The problem » Of all the lines in the data below, how many contain "title"? Report that number alone.
--- start of Material for this task ---
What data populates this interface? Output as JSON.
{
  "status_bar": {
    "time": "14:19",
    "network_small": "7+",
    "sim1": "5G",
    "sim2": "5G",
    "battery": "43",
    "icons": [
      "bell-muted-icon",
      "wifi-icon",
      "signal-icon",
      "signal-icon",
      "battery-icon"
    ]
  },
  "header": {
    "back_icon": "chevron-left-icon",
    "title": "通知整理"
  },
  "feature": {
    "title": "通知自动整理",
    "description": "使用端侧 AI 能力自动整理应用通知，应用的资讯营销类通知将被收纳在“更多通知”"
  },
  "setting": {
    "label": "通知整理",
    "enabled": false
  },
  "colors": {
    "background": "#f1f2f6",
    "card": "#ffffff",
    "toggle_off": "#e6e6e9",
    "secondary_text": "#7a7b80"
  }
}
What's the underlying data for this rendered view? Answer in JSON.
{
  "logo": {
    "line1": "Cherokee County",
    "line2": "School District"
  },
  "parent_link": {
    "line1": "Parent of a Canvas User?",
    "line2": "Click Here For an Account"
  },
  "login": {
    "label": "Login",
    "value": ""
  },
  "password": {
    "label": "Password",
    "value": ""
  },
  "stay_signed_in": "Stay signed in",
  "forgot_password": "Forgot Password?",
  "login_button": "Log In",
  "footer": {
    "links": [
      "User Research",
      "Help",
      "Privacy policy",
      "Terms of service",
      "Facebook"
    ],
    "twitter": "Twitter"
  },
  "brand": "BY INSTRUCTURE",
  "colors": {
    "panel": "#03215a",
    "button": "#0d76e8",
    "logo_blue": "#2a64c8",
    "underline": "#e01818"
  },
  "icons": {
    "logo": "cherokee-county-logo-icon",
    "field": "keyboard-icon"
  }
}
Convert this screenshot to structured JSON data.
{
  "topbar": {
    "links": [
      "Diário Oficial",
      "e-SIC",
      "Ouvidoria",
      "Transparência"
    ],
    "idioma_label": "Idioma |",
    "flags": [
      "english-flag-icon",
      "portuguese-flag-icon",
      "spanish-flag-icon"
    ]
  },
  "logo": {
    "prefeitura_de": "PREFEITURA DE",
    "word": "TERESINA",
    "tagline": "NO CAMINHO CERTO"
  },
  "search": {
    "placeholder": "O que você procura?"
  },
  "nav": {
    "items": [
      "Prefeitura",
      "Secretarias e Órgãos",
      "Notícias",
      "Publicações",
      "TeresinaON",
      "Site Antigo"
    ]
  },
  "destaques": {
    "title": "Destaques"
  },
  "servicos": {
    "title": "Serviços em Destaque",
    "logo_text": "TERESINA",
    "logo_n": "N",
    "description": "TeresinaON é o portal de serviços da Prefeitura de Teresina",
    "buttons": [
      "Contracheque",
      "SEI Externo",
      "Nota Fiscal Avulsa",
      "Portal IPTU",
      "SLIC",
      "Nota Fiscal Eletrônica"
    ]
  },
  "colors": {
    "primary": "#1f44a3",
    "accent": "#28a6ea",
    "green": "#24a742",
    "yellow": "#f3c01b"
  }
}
--- end of Material for this task ---
Reply » 4